## [STATED EXERCISE]
Copy the listing below in full and skip every picture.

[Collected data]

+ + + + + + +

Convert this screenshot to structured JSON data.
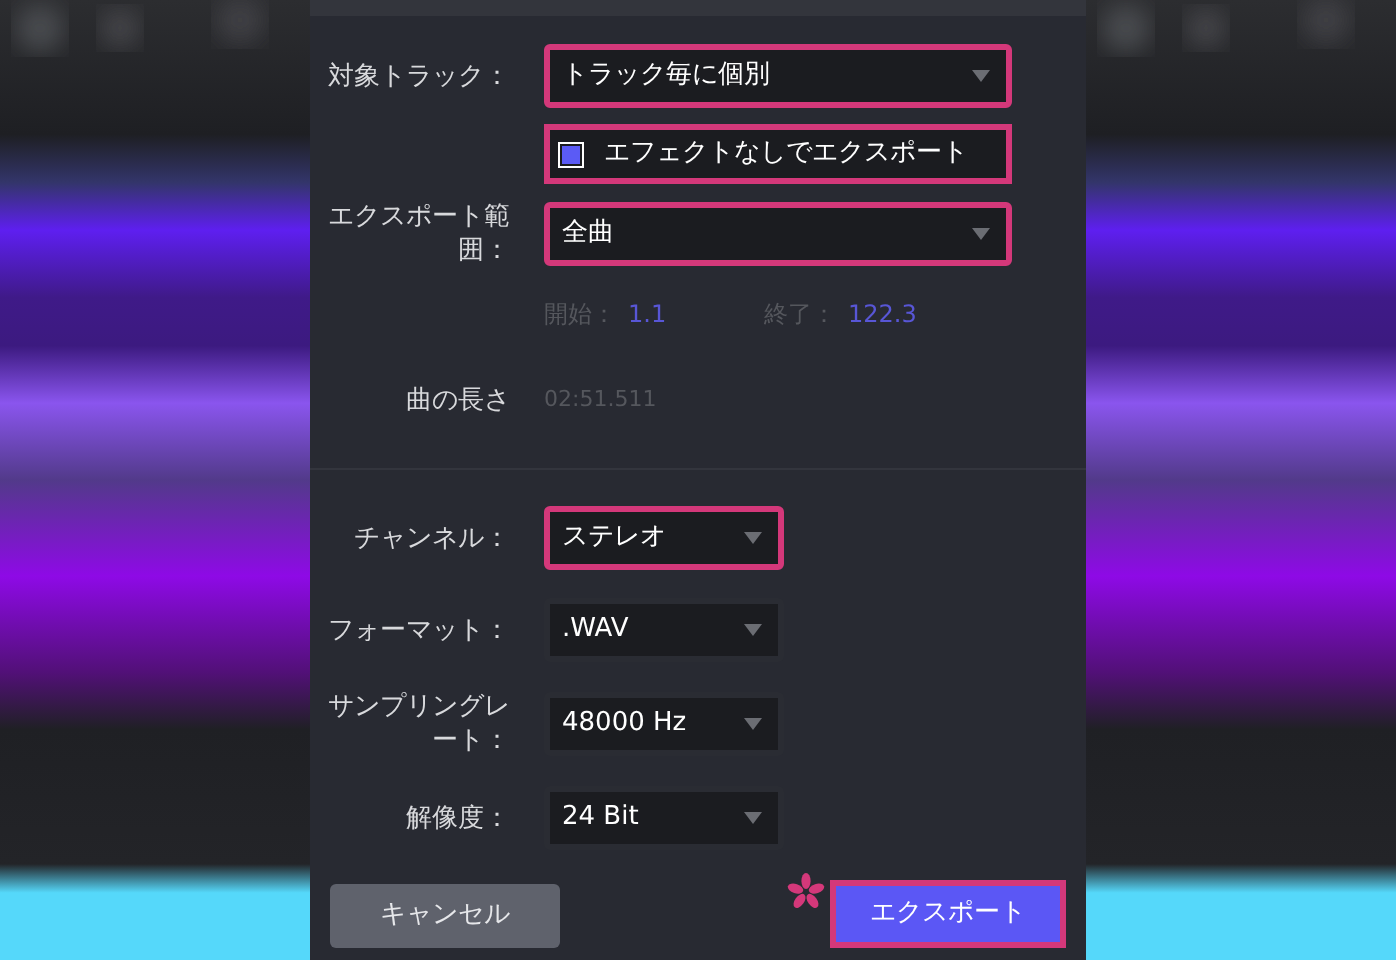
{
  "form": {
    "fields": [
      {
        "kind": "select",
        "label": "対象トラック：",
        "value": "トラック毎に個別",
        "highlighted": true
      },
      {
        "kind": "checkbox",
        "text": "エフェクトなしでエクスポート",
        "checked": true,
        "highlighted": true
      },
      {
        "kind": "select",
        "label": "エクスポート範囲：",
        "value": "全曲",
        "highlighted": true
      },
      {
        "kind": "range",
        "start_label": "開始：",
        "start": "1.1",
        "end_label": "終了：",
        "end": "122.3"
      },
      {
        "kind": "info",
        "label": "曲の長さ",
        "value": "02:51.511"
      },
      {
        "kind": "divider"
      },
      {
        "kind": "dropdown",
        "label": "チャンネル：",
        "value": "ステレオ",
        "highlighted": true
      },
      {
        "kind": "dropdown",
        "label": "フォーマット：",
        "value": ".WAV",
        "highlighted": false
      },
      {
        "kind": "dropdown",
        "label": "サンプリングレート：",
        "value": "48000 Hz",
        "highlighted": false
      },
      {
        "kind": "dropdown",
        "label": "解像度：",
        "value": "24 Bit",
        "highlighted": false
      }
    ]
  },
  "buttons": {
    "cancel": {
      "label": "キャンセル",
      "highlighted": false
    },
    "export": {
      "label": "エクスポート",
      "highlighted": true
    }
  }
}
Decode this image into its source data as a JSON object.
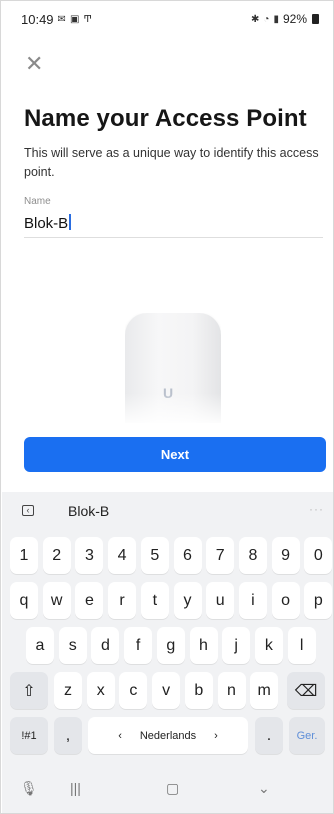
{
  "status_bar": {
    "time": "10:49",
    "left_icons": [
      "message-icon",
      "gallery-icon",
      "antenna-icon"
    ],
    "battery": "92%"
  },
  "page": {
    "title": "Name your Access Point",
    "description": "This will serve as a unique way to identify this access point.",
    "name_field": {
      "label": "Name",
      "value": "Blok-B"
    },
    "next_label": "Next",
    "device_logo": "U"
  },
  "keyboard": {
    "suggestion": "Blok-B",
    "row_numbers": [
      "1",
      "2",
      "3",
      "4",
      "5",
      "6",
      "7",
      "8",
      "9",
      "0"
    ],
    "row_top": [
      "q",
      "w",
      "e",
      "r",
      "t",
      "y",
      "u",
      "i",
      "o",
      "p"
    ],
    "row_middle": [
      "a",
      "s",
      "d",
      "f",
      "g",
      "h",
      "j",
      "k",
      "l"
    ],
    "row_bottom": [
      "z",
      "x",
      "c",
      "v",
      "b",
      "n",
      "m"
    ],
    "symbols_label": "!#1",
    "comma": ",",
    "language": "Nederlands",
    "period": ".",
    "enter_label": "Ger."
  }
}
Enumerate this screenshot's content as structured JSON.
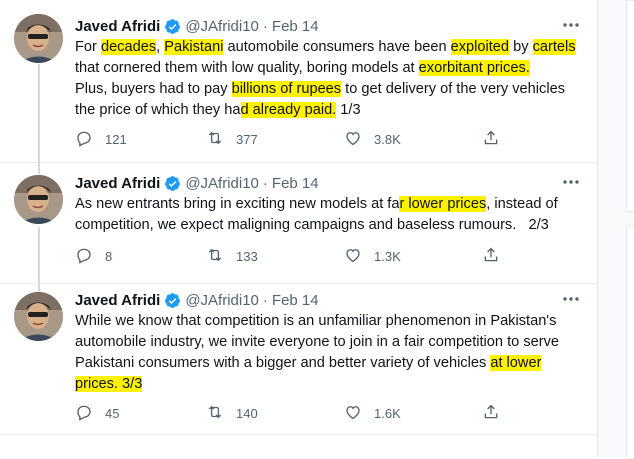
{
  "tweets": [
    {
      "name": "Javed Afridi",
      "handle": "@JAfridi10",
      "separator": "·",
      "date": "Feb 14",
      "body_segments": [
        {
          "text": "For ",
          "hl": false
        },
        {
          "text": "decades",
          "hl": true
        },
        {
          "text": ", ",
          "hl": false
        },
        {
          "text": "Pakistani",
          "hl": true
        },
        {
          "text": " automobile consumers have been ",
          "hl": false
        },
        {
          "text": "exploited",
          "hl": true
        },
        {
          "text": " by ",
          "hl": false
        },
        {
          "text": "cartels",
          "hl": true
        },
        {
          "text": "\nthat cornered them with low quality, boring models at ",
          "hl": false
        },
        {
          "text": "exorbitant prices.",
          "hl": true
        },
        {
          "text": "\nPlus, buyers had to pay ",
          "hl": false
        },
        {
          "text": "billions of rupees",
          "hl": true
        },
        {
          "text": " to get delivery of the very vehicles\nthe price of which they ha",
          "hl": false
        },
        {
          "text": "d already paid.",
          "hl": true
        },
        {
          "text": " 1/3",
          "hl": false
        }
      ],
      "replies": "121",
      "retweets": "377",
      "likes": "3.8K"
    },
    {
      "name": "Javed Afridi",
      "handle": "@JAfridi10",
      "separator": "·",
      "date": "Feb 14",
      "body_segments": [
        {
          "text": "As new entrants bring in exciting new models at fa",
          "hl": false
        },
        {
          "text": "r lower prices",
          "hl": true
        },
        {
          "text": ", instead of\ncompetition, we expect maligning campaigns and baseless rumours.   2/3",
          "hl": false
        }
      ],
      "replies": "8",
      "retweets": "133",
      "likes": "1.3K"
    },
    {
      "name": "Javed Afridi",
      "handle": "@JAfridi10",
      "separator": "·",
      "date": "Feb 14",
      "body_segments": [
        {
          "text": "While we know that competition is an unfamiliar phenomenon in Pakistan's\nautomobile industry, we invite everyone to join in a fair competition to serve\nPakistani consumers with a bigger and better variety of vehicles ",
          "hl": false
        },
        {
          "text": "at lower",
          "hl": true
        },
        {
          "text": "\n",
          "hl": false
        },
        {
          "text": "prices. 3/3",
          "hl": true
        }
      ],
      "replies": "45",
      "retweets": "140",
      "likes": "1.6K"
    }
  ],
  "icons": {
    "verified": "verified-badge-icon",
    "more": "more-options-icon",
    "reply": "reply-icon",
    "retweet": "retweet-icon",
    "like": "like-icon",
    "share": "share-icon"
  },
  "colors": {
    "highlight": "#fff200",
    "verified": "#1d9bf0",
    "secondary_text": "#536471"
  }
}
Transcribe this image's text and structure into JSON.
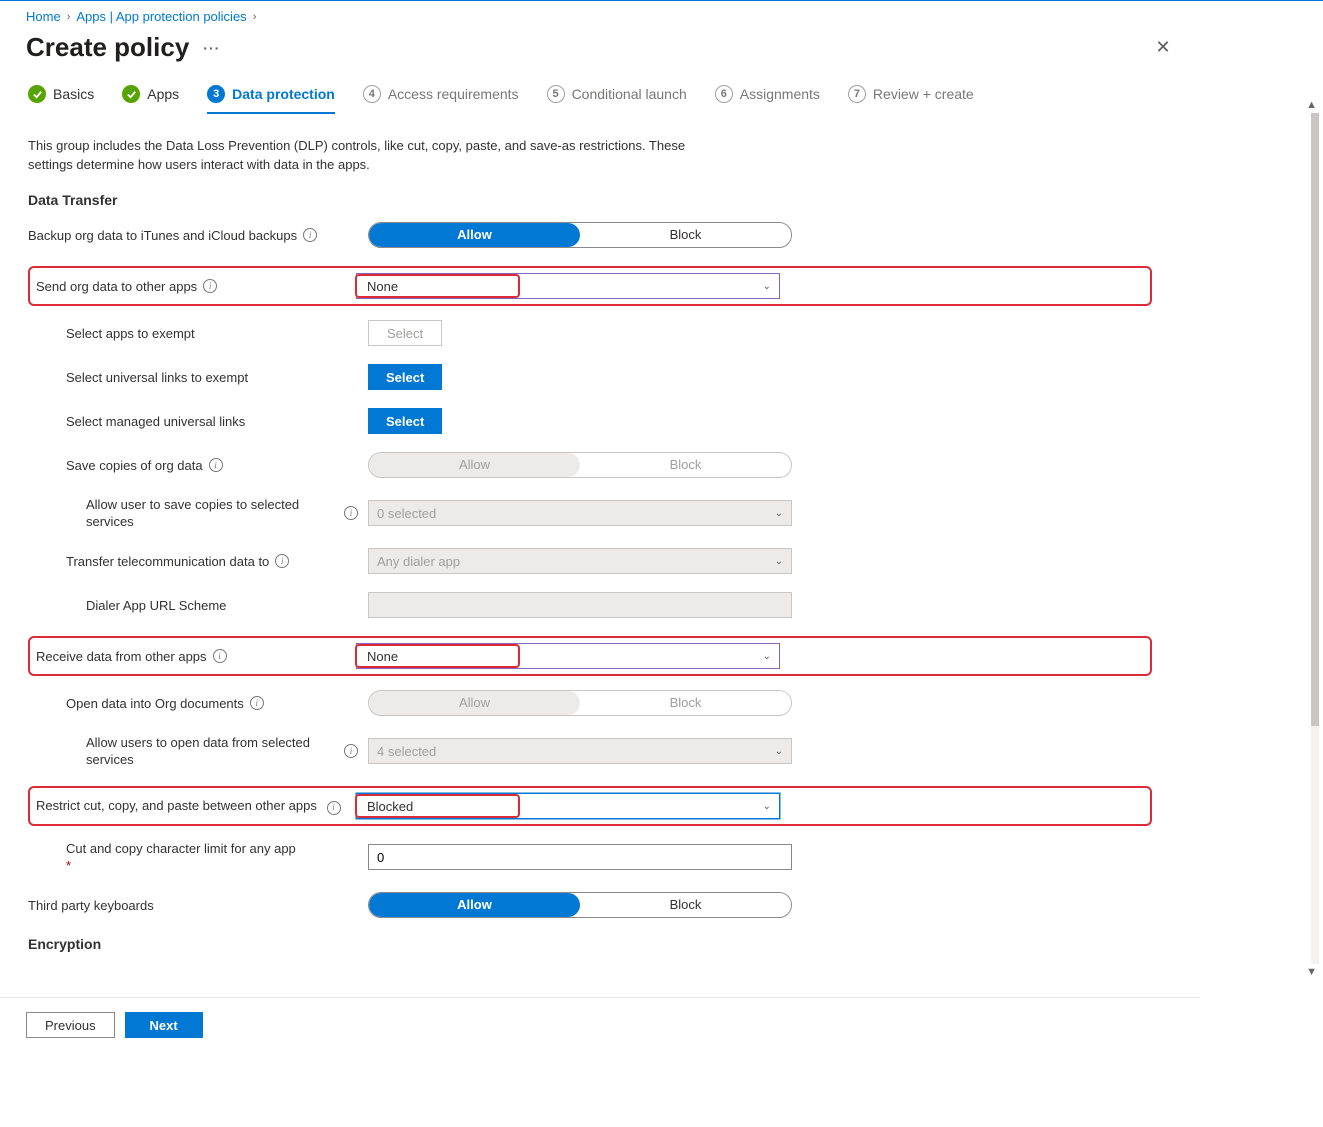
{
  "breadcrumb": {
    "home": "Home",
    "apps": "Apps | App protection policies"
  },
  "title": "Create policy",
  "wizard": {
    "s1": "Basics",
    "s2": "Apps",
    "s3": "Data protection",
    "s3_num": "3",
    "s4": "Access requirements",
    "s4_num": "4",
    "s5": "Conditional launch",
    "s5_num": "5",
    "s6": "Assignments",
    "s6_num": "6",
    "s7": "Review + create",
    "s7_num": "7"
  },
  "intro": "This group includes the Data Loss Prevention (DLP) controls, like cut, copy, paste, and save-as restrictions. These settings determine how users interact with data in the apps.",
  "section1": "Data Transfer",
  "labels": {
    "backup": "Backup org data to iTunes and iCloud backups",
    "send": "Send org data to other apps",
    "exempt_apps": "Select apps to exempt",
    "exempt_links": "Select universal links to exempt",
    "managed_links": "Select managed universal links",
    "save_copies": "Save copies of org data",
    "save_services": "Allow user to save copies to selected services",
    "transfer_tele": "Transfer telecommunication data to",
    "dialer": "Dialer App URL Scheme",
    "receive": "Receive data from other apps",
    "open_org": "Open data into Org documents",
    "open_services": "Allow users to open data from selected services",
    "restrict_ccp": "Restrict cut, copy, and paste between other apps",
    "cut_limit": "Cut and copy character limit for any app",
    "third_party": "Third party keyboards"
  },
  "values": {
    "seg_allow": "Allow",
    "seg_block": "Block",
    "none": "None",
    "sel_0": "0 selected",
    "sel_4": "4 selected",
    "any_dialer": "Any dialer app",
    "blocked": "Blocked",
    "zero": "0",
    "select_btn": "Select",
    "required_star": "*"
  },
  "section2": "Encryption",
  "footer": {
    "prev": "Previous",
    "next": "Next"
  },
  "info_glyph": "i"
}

+ + + + + + +

## [RESULT BELOW]
Convert this screenshot to structured JSON data.
{
  "form": {
    "fields": [
      {
        "kind": "select",
        "label": "対象トラック：",
        "value": "トラック毎に個別",
        "highlighted": true
      },
      {
        "kind": "checkbox",
        "text": "エフェクトなしでエクスポート",
        "checked": true,
        "highlighted": true
      },
      {
        "kind": "select",
        "label": "エクスポート範囲：",
        "value": "全曲",
        "highlighted": true
      },
      {
        "kind": "range",
        "start_label": "開始：",
        "start": "1.1",
        "end_label": "終了：",
        "end": "122.3"
      },
      {
        "kind": "info",
        "label": "曲の長さ",
        "value": "02:51.511"
      },
      {
        "kind": "divider"
      },
      {
        "kind": "dropdown",
        "label": "チャンネル：",
        "value": "ステレオ",
        "highlighted": true
      },
      {
        "kind": "dropdown",
        "label": "フォーマット：",
        "value": ".WAV",
        "highlighted": false
      },
      {
        "kind": "dropdown",
        "label": "サンプリングレート：",
        "value": "48000 Hz",
        "highlighted": false
      },
      {
        "kind": "dropdown",
        "label": "解像度：",
        "value": "24 Bit",
        "highlighted": false
      }
    ]
  },
  "buttons": {
    "cancel": {
      "label": "キャンセル",
      "highlighted": false
    },
    "export": {
      "label": "エクスポート",
      "highlighted": true
    }
  }
}
Decode this image into its source data as a JSON object.
{
  "status_bar": {
    "time": "10:49",
    "left_icons": [
      "message-icon",
      "gallery-icon",
      "antenna-icon"
    ],
    "battery": "92%"
  },
  "page": {
    "title": "Name your Access Point",
    "description": "This will serve as a unique way to identify this access point.",
    "name_field": {
      "label": "Name",
      "value": "Blok-B"
    },
    "next_label": "Next",
    "device_logo": "U"
  },
  "keyboard": {
    "suggestion": "Blok-B",
    "row_numbers": [
      "1",
      "2",
      "3",
      "4",
      "5",
      "6",
      "7",
      "8",
      "9",
      "0"
    ],
    "row_top": [
      "q",
      "w",
      "e",
      "r",
      "t",
      "y",
      "u",
      "i",
      "o",
      "p"
    ],
    "row_middle": [
      "a",
      "s",
      "d",
      "f",
      "g",
      "h",
      "j",
      "k",
      "l"
    ],
    "row_bottom": [
      "z",
      "x",
      "c",
      "v",
      "b",
      "n",
      "m"
    ],
    "symbols_label": "!#1",
    "comma": ",",
    "language": "Nederlands",
    "period": ".",
    "enter_label": "Ger."
  }
}
Enumerate this screenshot's content as structured JSON.
{
  "tweets": [
    {
      "name": "Javed Afridi",
      "handle": "@JAfridi10",
      "separator": "·",
      "date": "Feb 14",
      "body_segments": [
        {
          "text": "For ",
          "hl": false
        },
        {
          "text": "decades",
          "hl": true
        },
        {
          "text": ", ",
          "hl": false
        },
        {
          "text": "Pakistani",
          "hl": true
        },
        {
          "text": " automobile consumers have been ",
          "hl": false
        },
        {
          "text": "exploited",
          "hl": true
        },
        {
          "text": " by ",
          "hl": false
        },
        {
          "text": "cartels",
          "hl": true
        },
        {
          "text": "\nthat cornered them with low quality, boring models at ",
          "hl": false
        },
        {
          "text": "exorbitant prices.",
          "hl": true
        },
        {
          "text": "\nPlus, buyers had to pay ",
          "hl": false
        },
        {
          "text": "billions of rupees",
          "hl": true
        },
        {
          "text": " to get delivery of the very vehicles\nthe price of which they ha",
          "hl": false
        },
        {
          "text": "d already paid.",
          "hl": true
        },
        {
          "text": " 1/3",
          "hl": false
        }
      ],
      "replies": "121",
      "retweets": "377",
      "likes": "3.8K"
    },
    {
      "name": "Javed Afridi",
      "handle": "@JAfridi10",
      "separator": "·",
      "date": "Feb 14",
      "body_segments": [
        {
          "text": "As new entrants bring in exciting new models at fa",
          "hl": false
        },
        {
          "text": "r lower prices",
          "hl": true
        },
        {
          "text": ", instead of\ncompetition, we expect maligning campaigns and baseless rumours.   2/3",
          "hl": false
        }
      ],
      "replies": "8",
      "retweets": "133",
      "likes": "1.3K"
    },
    {
      "name": "Javed Afridi",
      "handle": "@JAfridi10",
      "separator": "·",
      "date": "Feb 14",
      "body_segments": [
        {
          "text": "While we know that competition is an unfamiliar phenomenon in Pakistan's\nautomobile industry, we invite everyone to join in a fair competition to serve\nPakistani consumers with a bigger and better variety of vehicles ",
          "hl": false
        },
        {
          "text": "at lower",
          "hl": true
        },
        {
          "text": "\n",
          "hl": false
        },
        {
          "text": "prices. 3/3",
          "hl": true
        }
      ],
      "replies": "45",
      "retweets": "140",
      "likes": "1.6K"
    }
  ],
  "icons": {
    "verified": "verified-badge-icon",
    "more": "more-options-icon",
    "reply": "reply-icon",
    "retweet": "retweet-icon",
    "like": "like-icon",
    "share": "share-icon"
  },
  "colors": {
    "highlight": "#fff200",
    "verified": "#1d9bf0",
    "secondary_text": "#536471"
  }
}
Transcribe this image's text and structure into JSON.
{
  "breadcrumb": {
    "home": "Home",
    "apps": "Apps | App protection policies"
  },
  "title": "Create policy",
  "wizard": {
    "s1": "Basics",
    "s2": "Apps",
    "s3": "Data protection",
    "s3_num": "3",
    "s4": "Access requirements",
    "s4_num": "4",
    "s5": "Conditional launch",
    "s5_num": "5",
    "s6": "Assignments",
    "s6_num": "6",
    "s7": "Review + create",
    "s7_num": "7"
  },
  "intro": "This group includes the Data Loss Prevention (DLP) controls, like cut, copy, paste, and save-as restrictions. These settings determine how users interact with data in the apps.",
  "section1": "Data Transfer",
  "labels": {
    "backup": "Backup org data to iTunes and iCloud backups",
    "send": "Send org data to other apps",
    "exempt_apps": "Select apps to exempt",
    "exempt_links": "Select universal links to exempt",
    "managed_links": "Select managed universal links",
    "save_copies": "Save copies of org data",
    "save_services": "Allow user to save copies to selected services",
    "transfer_tele": "Transfer telecommunication data to",
    "dialer": "Dialer App URL Scheme",
    "receive": "Receive data from other apps",
    "open_org": "Open data into Org documents",
    "open_services": "Allow users to open data from selected services",
    "restrict_ccp": "Restrict cut, copy, and paste between other apps",
    "cut_limit": "Cut and copy character limit for any app",
    "third_party": "Third party keyboards"
  },
  "values": {
    "seg_allow": "Allow",
    "seg_block": "Block",
    "none": "None",
    "sel_0": "0 selected",
    "sel_4": "4 selected",
    "any_dialer": "Any dialer app",
    "blocked": "Blocked",
    "zero": "0",
    "select_btn": "Select",
    "required_star": "*"
  },
  "section2": "Encryption",
  "footer": {
    "prev": "Previous",
    "next": "Next"
  },
  "info_glyph": "i"
}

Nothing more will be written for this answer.